-- START Recorded data --
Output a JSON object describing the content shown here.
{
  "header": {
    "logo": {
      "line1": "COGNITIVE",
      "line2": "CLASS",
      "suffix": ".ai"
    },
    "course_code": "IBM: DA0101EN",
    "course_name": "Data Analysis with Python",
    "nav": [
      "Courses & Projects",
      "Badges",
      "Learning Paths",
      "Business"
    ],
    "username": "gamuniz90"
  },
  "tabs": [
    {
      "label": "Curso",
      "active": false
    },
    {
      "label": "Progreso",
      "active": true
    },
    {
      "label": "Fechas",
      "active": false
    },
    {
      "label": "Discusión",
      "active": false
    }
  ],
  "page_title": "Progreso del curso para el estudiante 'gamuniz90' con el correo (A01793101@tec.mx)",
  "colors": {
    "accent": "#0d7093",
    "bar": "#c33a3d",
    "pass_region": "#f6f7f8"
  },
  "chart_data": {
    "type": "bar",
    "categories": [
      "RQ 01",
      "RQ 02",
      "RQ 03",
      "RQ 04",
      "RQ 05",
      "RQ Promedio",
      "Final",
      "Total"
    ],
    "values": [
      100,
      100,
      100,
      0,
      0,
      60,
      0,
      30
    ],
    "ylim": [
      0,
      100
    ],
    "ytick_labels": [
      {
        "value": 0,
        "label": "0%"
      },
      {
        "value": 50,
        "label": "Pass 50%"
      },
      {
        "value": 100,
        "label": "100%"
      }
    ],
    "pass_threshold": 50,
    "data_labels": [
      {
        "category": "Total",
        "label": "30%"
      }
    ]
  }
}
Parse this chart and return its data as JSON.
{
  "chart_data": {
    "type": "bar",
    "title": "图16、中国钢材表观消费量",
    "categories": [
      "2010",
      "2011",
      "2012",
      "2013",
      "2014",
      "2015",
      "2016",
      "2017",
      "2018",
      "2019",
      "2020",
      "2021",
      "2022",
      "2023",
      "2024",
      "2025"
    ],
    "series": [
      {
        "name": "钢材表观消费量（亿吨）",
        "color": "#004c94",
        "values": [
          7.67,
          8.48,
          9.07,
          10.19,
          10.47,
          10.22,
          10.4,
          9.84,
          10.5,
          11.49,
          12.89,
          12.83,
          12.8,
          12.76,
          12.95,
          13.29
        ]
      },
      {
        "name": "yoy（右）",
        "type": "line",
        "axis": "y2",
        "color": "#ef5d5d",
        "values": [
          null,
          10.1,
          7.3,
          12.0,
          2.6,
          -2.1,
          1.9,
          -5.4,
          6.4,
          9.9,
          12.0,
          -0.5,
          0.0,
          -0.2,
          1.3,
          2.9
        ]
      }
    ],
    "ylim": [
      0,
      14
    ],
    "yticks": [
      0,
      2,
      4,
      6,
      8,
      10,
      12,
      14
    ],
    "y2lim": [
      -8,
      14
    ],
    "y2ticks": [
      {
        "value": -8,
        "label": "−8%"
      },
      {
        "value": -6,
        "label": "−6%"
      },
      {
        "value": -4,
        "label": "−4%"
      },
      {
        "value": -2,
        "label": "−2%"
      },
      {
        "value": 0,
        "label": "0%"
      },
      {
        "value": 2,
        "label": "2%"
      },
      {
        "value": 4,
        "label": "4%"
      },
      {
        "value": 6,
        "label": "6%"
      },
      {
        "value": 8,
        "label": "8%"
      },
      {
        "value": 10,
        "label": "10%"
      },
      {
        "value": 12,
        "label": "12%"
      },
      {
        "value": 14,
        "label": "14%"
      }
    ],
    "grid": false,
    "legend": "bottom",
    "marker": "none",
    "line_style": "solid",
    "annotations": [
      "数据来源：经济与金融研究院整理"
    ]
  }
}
-- END Recorded data --
== Aim of the exercise ==
Return every entry verbatim.

== Result of this exercise ==
Output a JSON object describing the content shown here.
{
  "header": {
    "logo": {
      "line1": "COGNITIVE",
      "line2": "CLASS",
      "suffix": ".ai"
    },
    "course_code": "IBM: DA0101EN",
    "course_name": "Data Analysis with Python",
    "nav": [
      "Courses & Projects",
      "Badges",
      "Learning Paths",
      "Business"
    ],
    "username": "gamuniz90"
  },
  "tabs": [
    {
      "label": "Curso",
      "active": false
    },
    {
      "label": "Progreso",
      "active": true
    },
    {
      "label": "Fechas",
      "active": false
    },
    {
      "label": "Discusión",
      "active": false
    }
  ],
  "page_title": "Progreso del curso para el estudiante 'gamuniz90' con el correo (A01793101@tec.mx)",
  "colors": {
    "accent": "#0d7093",
    "bar": "#c33a3d",
    "pass_region": "#f6f7f8"
  },
  "chart_data": {
    "type": "bar",
    "categories": [
      "RQ 01",
      "RQ 02",
      "RQ 03",
      "RQ 04",
      "RQ 05",
      "RQ Promedio",
      "Final",
      "Total"
    ],
    "values": [
      100,
      100,
      100,
      0,
      0,
      60,
      0,
      30
    ],
    "ylim": [
      0,
      100
    ],
    "ytick_labels": [
      {
        "value": 0,
        "label": "0%"
      },
      {
        "value": 50,
        "label": "Pass 50%"
      },
      {
        "value": 100,
        "label": "100%"
      }
    ],
    "pass_threshold": 50,
    "data_labels": [
      {
        "category": "Total",
        "label": "30%"
      }
    ]
  }
}
Parse this chart and return its data as JSON.
{
  "chart_data": {
    "type": "bar",
    "title": "图16、中国钢材表观消费量",
    "categories": [
      "2010",
      "2011",
      "2012",
      "2013",
      "2014",
      "2015",
      "2016",
      "2017",
      "2018",
      "2019",
      "2020",
      "2021",
      "2022",
      "2023",
      "2024",
      "2025"
    ],
    "series": [
      {
        "name": "钢材表观消费量（亿吨）",
        "color": "#004c94",
        "values": [
          7.67,
          8.48,
          9.07,
          10.19,
          10.47,
          10.22,
          10.4,
          9.84,
          10.5,
          11.49,
          12.89,
          12.83,
          12.8,
          12.76,
          12.95,
          13.29
        ]
      },
      {
        "name": "yoy（右）",
        "type": "line",
        "axis": "y2",
        "color": "#ef5d5d",
        "values": [
          null,
          10.1,
          7.3,
          12.0,
          2.6,
          -2.1,
          1.9,
          -5.4,
          6.4,
          9.9,
          12.0,
          -0.5,
          0.0,
          -0.2,
          1.3,
          2.9
        ]
      }
    ],
    "ylim": [
      0,
      14
    ],
    "yticks": [
      0,
      2,
      4,
      6,
      8,
      10,
      12,
      14
    ],
    "y2lim": [
      -8,
      14
    ],
    "y2ticks": [
      {
        "value": -8,
        "label": "−8%"
      },
      {
        "value": -6,
        "label": "−6%"
      },
      {
        "value": -4,
        "label": "−4%"
      },
      {
        "value": -2,
        "label": "−2%"
      },
      {
        "value": 0,
        "label": "0%"
      },
      {
        "value": 2,
        "label": "2%"
      },
      {
        "value": 4,
        "label": "4%"
      },
      {
        "value": 6,
        "label": "6%"
      },
      {
        "value": 8,
        "label": "8%"
      },
      {
        "value": 10,
        "label": "10%"
      },
      {
        "value": 12,
        "label": "12%"
      },
      {
        "value": 14,
        "label": "14%"
      }
    ],
    "grid": false,
    "legend": "bottom",
    "marker": "none",
    "line_style": "solid",
    "annotations": [
      "数据来源：经济与金融研究院整理"
    ]
  }
}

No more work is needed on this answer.